[Data records]
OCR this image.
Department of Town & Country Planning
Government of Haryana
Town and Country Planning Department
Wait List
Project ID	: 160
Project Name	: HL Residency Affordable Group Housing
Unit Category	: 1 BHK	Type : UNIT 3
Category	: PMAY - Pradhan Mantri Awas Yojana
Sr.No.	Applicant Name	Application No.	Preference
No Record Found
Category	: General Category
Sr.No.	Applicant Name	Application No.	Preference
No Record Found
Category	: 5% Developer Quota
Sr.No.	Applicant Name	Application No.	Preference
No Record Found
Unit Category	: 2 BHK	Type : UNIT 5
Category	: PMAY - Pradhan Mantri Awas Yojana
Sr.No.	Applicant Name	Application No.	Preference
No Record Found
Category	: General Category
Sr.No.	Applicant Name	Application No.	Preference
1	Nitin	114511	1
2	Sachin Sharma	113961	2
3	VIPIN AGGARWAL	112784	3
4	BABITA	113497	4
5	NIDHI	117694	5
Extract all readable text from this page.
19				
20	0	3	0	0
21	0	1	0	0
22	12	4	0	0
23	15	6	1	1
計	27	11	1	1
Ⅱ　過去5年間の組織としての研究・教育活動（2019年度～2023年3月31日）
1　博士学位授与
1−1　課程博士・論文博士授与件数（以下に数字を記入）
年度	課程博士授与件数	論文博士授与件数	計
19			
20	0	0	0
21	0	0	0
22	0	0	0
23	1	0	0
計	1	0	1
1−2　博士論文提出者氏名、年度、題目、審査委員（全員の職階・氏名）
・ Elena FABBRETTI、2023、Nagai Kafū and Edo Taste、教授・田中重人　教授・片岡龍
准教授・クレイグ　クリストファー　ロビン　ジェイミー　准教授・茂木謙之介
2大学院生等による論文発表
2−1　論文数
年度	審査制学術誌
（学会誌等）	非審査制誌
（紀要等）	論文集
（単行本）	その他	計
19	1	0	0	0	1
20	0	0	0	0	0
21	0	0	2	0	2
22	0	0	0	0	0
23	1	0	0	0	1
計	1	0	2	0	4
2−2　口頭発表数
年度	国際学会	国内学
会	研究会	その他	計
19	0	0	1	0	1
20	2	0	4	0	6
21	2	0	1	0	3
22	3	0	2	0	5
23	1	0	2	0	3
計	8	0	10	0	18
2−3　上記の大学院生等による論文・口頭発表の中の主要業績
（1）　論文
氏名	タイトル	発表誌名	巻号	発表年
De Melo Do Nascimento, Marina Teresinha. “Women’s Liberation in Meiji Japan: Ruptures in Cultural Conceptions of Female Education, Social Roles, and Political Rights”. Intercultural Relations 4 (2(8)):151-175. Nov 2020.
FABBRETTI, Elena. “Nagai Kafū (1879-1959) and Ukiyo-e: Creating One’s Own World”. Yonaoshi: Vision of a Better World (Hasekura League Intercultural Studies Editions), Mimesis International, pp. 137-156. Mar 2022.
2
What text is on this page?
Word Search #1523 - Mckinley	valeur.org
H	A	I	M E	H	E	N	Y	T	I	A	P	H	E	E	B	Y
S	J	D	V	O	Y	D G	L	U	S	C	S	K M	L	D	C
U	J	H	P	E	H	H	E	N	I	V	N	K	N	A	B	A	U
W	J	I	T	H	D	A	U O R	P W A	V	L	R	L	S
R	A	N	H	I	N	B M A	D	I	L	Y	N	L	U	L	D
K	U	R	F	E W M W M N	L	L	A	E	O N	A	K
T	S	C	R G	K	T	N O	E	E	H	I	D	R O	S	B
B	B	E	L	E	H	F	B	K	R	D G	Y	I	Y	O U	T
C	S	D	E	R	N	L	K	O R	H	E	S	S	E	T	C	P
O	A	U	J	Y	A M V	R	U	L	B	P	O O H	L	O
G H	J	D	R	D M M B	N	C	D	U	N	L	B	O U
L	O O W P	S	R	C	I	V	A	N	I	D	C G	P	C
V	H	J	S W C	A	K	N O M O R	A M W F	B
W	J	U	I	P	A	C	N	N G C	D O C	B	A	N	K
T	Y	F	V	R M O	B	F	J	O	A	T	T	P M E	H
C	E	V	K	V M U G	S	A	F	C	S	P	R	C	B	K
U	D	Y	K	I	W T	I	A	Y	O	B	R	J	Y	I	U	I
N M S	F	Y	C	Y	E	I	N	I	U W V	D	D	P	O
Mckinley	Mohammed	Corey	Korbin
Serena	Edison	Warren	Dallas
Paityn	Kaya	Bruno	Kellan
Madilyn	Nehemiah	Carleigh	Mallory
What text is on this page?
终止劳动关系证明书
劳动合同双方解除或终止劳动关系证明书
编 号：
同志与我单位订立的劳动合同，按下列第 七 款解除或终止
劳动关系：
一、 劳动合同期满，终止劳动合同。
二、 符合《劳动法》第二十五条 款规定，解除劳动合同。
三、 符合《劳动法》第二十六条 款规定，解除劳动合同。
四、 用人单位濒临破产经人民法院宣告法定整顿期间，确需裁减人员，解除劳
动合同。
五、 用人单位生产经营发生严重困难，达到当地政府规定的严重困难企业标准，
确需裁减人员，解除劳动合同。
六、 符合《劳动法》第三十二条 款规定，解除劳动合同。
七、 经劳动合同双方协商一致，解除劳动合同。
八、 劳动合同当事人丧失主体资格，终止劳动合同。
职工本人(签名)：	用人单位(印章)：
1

- _What the task requires_
Copy down every line of the entries containing the word "Nagai".

- _Result of the exercise_
・ Elena FABBRETTI、2023、Nagai Kafū and Edo Taste、教授・田中重人　教授・片岡龍
FABBRETTI, Elena. “Nagai Kafū (1879-1959) and Ukiyo-e: Creating One’s Own World”. Yonaoshi: Vision of a Better World (Hasekura League Intercultural Studies Editions), Mimesis International, pp. 137-156. Mar 2022.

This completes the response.